THE EXERCISE: Can you rewrite everything from the start of the entries down to the line containing "label Delta delta <box>481 83 500 102</box>", changing each "gain block" to "gain stage" and leaving the rest unchanged?

Layout dataset entries
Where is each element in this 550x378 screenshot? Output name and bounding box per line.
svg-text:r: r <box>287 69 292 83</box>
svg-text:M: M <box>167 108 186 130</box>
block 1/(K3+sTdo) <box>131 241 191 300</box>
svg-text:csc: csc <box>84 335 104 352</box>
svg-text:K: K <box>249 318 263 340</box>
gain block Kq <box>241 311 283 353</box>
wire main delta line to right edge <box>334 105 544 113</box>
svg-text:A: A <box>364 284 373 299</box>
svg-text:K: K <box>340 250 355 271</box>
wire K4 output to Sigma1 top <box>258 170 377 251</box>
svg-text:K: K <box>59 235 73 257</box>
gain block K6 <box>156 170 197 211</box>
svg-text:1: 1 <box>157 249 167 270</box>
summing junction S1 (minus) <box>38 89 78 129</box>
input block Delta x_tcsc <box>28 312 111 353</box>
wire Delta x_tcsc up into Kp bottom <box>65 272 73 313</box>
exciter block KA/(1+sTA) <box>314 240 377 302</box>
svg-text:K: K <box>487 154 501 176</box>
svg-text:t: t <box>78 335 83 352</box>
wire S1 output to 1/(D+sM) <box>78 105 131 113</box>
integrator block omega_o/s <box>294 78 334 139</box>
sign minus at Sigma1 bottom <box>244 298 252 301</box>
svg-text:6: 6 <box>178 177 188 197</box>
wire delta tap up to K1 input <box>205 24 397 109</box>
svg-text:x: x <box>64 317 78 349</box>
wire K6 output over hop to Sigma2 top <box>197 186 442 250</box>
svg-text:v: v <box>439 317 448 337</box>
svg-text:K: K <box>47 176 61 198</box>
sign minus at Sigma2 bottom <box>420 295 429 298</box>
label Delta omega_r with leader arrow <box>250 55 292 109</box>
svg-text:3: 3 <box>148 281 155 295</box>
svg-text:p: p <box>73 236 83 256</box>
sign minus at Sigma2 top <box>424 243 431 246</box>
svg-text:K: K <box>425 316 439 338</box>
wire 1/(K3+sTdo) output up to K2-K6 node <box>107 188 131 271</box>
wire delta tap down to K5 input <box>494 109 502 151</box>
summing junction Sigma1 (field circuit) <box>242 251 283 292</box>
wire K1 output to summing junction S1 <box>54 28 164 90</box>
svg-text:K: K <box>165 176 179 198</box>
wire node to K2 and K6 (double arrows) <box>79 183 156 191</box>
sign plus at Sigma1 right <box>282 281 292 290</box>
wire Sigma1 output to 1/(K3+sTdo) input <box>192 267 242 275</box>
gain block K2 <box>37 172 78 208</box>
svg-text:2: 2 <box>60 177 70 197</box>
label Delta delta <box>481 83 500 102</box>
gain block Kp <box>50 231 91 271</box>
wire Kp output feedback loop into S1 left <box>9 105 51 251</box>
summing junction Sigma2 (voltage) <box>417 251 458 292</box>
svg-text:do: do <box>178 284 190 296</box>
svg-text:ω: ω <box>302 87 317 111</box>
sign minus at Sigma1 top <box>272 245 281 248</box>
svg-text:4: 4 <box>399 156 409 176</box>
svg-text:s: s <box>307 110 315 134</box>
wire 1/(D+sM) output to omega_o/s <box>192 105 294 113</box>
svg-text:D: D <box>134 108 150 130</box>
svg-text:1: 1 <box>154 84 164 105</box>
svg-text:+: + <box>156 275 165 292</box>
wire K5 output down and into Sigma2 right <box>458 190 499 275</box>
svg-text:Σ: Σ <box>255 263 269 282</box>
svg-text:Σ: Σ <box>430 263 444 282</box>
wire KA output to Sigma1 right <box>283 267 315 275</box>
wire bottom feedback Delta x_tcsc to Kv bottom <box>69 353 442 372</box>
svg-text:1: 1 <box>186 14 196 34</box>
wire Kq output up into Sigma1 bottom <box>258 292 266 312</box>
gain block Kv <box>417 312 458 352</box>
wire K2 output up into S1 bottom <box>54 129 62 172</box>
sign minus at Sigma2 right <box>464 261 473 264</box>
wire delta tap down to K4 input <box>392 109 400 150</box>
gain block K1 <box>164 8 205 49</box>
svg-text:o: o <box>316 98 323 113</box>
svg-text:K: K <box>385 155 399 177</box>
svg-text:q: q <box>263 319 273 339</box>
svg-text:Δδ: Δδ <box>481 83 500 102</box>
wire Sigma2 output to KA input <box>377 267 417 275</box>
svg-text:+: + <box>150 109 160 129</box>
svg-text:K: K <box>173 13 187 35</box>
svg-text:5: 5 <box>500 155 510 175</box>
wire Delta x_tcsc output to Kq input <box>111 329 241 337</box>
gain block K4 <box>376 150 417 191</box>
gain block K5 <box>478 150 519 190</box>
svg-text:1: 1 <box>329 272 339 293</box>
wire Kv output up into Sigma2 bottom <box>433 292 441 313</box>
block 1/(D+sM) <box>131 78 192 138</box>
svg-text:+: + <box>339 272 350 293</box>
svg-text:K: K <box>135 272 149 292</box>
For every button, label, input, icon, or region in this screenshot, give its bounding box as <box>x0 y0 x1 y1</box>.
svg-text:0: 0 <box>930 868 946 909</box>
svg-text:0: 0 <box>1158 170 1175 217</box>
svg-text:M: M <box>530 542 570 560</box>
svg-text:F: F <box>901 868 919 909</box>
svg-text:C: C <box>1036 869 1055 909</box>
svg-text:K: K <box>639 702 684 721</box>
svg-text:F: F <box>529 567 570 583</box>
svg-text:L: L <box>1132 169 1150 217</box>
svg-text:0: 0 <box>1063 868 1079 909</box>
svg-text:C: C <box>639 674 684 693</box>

EXERCISE RESPONSE:
Where is each element in this 550x378 screenshot? Output name and bounding box per line.
svg-text:r: r <box>287 69 292 83</box>
svg-text:M: M <box>167 108 186 130</box>
block 1/(K3+sTdo) <box>131 241 191 300</box>
svg-text:csc: csc <box>84 335 104 352</box>
svg-text:K: K <box>249 318 263 340</box>
gain stage Kq <box>241 311 283 353</box>
wire main delta line to right edge <box>334 105 544 113</box>
svg-text:A: A <box>364 284 373 299</box>
svg-text:K: K <box>340 250 355 271</box>
wire K4 output to Sigma1 top <box>258 170 377 251</box>
svg-text:K: K <box>59 235 73 257</box>
gain stage K6 <box>156 170 197 211</box>
svg-text:1: 1 <box>157 249 167 270</box>
summing junction S1 (minus) <box>38 89 78 129</box>
input block Delta x_tcsc <box>28 312 111 353</box>
wire Delta x_tcsc up into Kp bottom <box>65 272 73 313</box>
exciter block KA/(1+sTA) <box>314 240 377 302</box>
svg-text:K: K <box>487 154 501 176</box>
svg-text:t: t <box>78 335 83 352</box>
wire S1 output to 1/(D+sM) <box>78 105 131 113</box>
integrator block omega_o/s <box>294 78 334 139</box>
sign minus at Sigma1 bottom <box>244 298 252 301</box>
svg-text:6: 6 <box>178 177 188 197</box>
wire delta tap up to K1 input <box>205 24 397 109</box>
svg-text:x: x <box>64 317 78 349</box>
wire K6 output over hop to Sigma2 top <box>197 186 442 250</box>
svg-text:v: v <box>439 317 448 337</box>
svg-text:K: K <box>47 176 61 198</box>
sign minus at Sigma2 bottom <box>420 295 429 298</box>
label Delta omega_r with leader arrow <box>250 55 292 109</box>
svg-text:3: 3 <box>148 281 155 295</box>
svg-text:p: p <box>73 236 83 256</box>
sign minus at Sigma2 top <box>424 243 431 246</box>
svg-text:K: K <box>425 316 439 338</box>
wire 1/(K3+sTdo) output up to K2-K6 node <box>107 188 131 271</box>
wire delta tap down to K5 input <box>494 109 502 151</box>
summing junction Sigma1 (field circuit) <box>242 251 283 292</box>
wire K1 output to summing junction S1 <box>54 28 164 90</box>
svg-text:K: K <box>165 176 179 198</box>
wire node to K2 and K6 (double arrows) <box>79 183 156 191</box>
sign plus at Sigma1 right <box>282 281 292 290</box>
wire Sigma1 output to 1/(K3+sTdo) input <box>192 267 242 275</box>
gain stage K2 <box>37 172 78 208</box>
svg-text:2: 2 <box>60 177 70 197</box>
label Delta delta <box>481 83 500 102</box>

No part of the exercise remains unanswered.